** begin RECORD EXCERPTS **
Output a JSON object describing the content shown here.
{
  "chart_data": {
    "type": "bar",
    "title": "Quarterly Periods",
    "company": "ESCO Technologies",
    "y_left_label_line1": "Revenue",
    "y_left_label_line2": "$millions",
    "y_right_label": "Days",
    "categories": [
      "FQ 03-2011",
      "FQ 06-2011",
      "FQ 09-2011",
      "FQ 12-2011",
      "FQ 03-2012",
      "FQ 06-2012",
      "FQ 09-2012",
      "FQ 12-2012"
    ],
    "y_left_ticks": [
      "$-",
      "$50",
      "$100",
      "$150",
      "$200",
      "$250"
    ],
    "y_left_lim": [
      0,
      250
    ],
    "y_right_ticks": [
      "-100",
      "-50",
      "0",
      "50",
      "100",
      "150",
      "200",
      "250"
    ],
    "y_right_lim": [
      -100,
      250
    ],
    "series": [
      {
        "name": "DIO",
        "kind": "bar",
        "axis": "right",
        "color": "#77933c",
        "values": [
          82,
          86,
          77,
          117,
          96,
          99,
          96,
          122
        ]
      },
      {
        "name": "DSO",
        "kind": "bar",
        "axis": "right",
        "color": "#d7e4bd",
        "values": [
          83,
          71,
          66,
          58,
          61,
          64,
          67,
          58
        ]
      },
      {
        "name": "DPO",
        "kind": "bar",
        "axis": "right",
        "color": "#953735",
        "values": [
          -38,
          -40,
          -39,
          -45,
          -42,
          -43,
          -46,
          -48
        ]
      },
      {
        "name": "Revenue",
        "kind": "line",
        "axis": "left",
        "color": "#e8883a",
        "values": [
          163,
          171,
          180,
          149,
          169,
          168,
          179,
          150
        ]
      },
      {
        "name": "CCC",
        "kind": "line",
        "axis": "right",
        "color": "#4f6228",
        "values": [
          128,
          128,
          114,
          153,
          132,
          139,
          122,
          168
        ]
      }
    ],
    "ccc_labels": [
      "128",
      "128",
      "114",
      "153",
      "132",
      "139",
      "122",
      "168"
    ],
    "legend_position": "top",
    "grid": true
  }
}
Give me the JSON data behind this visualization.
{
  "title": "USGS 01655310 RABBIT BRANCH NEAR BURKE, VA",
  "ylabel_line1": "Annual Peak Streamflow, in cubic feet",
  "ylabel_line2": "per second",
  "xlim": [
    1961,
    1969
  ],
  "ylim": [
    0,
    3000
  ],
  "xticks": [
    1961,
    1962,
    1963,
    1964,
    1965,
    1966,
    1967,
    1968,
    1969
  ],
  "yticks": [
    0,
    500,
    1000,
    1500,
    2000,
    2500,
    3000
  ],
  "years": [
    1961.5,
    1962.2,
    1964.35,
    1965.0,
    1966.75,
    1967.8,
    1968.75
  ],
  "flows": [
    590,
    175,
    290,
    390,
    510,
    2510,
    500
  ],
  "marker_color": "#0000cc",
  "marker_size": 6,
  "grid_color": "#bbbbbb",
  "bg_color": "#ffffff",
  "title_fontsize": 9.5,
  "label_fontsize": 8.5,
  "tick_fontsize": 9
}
** end RECORD EXCERPTS **
Write the data back out verbatim.

- [WRITTEN RESPONSE]
Output a JSON object describing the content shown here.
{
  "chart_data": {
    "type": "bar",
    "title": "Quarterly Periods",
    "company": "ESCO Technologies",
    "y_left_label_line1": "Revenue",
    "y_left_label_line2": "$millions",
    "y_right_label": "Days",
    "categories": [
      "FQ 03-2011",
      "FQ 06-2011",
      "FQ 09-2011",
      "FQ 12-2011",
      "FQ 03-2012",
      "FQ 06-2012",
      "FQ 09-2012",
      "FQ 12-2012"
    ],
    "y_left_ticks": [
      "$-",
      "$50",
      "$100",
      "$150",
      "$200",
      "$250"
    ],
    "y_left_lim": [
      0,
      250
    ],
    "y_right_ticks": [
      "-100",
      "-50",
      "0",
      "50",
      "100",
      "150",
      "200",
      "250"
    ],
    "y_right_lim": [
      -100,
      250
    ],
    "series": [
      {
        "name": "DIO",
        "kind": "bar",
        "axis": "right",
        "color": "#77933c",
        "values": [
          82,
          86,
          77,
          117,
          96,
          99,
          96,
          122
        ]
      },
      {
        "name": "DSO",
        "kind": "bar",
        "axis": "right",
        "color": "#d7e4bd",
        "values": [
          83,
          71,
          66,
          58,
          61,
          64,
          67,
          58
        ]
      },
      {
        "name": "DPO",
        "kind": "bar",
        "axis": "right",
        "color": "#953735",
        "values": [
          -38,
          -40,
          -39,
          -45,
          -42,
          -43,
          -46,
          -48
        ]
      },
      {
        "name": "Revenue",
        "kind": "line",
        "axis": "left",
        "color": "#e8883a",
        "values": [
          163,
          171,
          180,
          149,
          169,
          168,
          179,
          150
        ]
      },
      {
        "name": "CCC",
        "kind": "line",
        "axis": "right",
        "color": "#4f6228",
        "values": [
          128,
          128,
          114,
          153,
          132,
          139,
          122,
          168
        ]
      }
    ],
    "ccc_labels": [
      "128",
      "128",
      "114",
      "153",
      "132",
      "139",
      "122",
      "168"
    ],
    "legend_position": "top",
    "grid": true
  }
}
Give me the JSON data behind this visualization.
{
  "title": "USGS 01655310 RABBIT BRANCH NEAR BURKE, VA",
  "ylabel_line1": "Annual Peak Streamflow, in cubic feet",
  "ylabel_line2": "per second",
  "xlim": [
    1961,
    1969
  ],
  "ylim": [
    0,
    3000
  ],
  "xticks": [
    1961,
    1962,
    1963,
    1964,
    1965,
    1966,
    1967,
    1968,
    1969
  ],
  "yticks": [
    0,
    500,
    1000,
    1500,
    2000,
    2500,
    3000
  ],
  "years": [
    1961.5,
    1962.2,
    1964.35,
    1965.0,
    1966.75,
    1967.8,
    1968.75
  ],
  "flows": [
    590,
    175,
    290,
    390,
    510,
    2510,
    500
  ],
  "marker_color": "#0000cc",
  "marker_size": 6,
  "grid_color": "#bbbbbb",
  "bg_color": "#ffffff",
  "title_fontsize": 9.5,
  "label_fontsize": 8.5,
  "tick_fontsize": 9
}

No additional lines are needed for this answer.